= OBJETIVO A =
Diga se cada afirmação abaixo está de acordo com o texto sobre a eleição no Iraque, respondendo sim ou não e citando as palavras do texto que decidem a questão: (i) pelo menos sete candidatos foram mortos nos últimos dias; (ii) Sahar vai votar na chapa de Ahmed Chalabi; (iii) Iyad Allawi lidera a chapa 569.
= OBJETIVO B =
Reproduza do texto sobre a eleição no Iraque, sem nenhuma mudança, o trecho que começa em "Diferentemente da primeira" e vai até "retiraram suas candidaturas.", incluindo essas palavras.

Diferentemente da primeira eleição, porém, neste terceiro momento do processo democrático imposto pela agenda dos EUA os candidatos estão se dando a conhecer publicamente. Isso tem um preço: pelo menos sete candidatos foram assassinados nos últimos dias, outros foram seqüestrados e ainda outros retiraram suas candidaturas.
Mas homens como o xiita Ahmed Chalabi -uma das fontes da CIA sobre a suposta existência de armas de destruição em massa no Iraque, usadas como justificativa pelos EUA para invadir o país mas nunca encontradas - prometem "um Iraque unido", com a chapa 569.
"Chalabi é um sem-vergonha. É graças a ele que estamos sob ocupação, sem trabalho, sem segurança, sem água e sem luz", diz Sahar, iraquiana de 43 anos que vive no bairro Al Baya, no oeste da capital, enquanto faz compras no mercado popular. Ela revela que vai votar na coalizão sunita encabeçada por Saleeh al Matlek.
O xiita Iyad Allawi, o ex-premiê interino nomeado pelo administrador norte-americano Paul Bremer durante a ocupação oficial do país, encerrada em junho de 2004, garante ser "um homem para este tempo e um homem para o futuro". Ele lidera a chapa 731 e aparece sorridente na foto de campanha, convidando os iraquianos a votarem nele.

= DADOS COLETADOS =
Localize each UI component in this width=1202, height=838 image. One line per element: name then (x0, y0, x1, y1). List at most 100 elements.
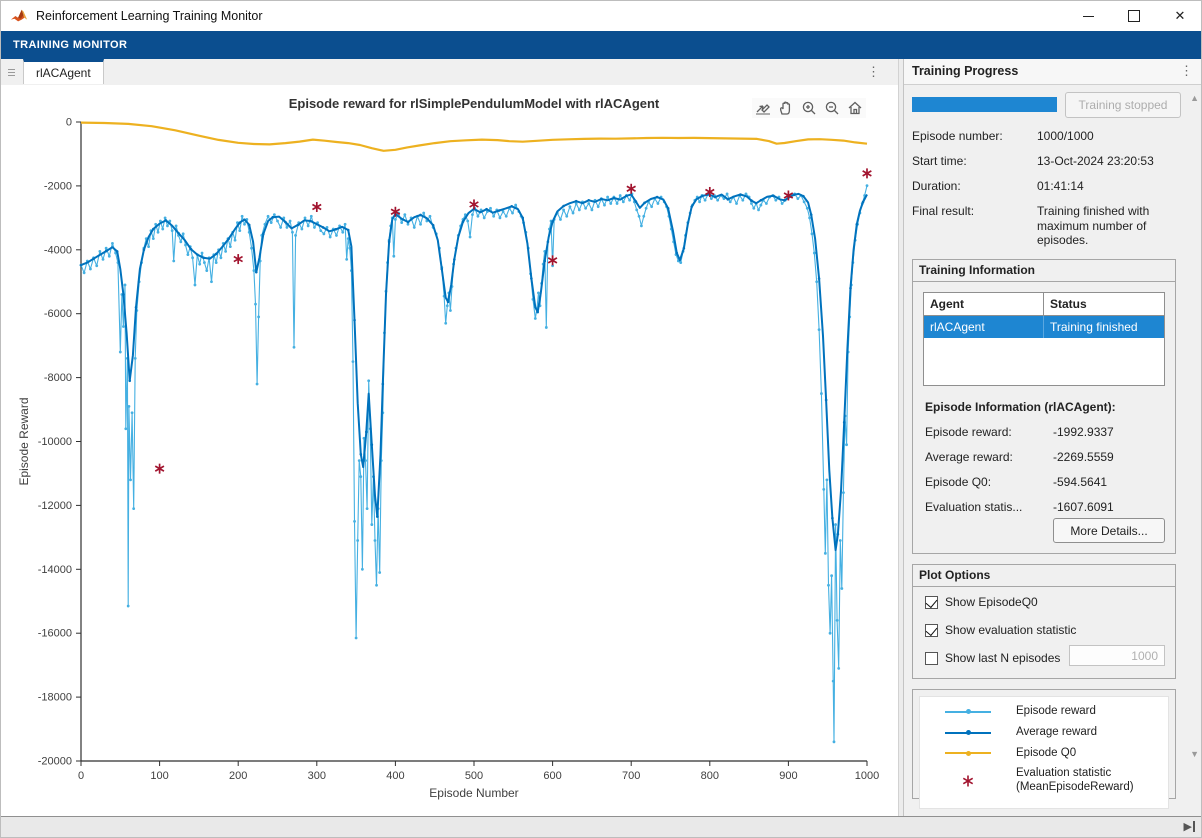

= RESPOSTA COMENTADA A =
(i) Sim: "pelo menos sete candidatos foram assassinados nos últimos dias".
(ii) Não: "Ela revela que vai votar na coalizão sunita encabeçada por Saleeh al Matlek."
(iii) Não: "Ele lidera a chapa 731".

= RESPOSTA COMENTADA B =
Diferentemente da primeira eleição, porém, neste terceiro momento do processo democrático imposto pela agenda dos EUA os candidatos estão se dando a conhecer publicamente. Isso tem um preço: pelo menos sete candidatos foram assassinados nos últimos dias, outros foram seqüestrados e ainda outros retiraram suas candidaturas.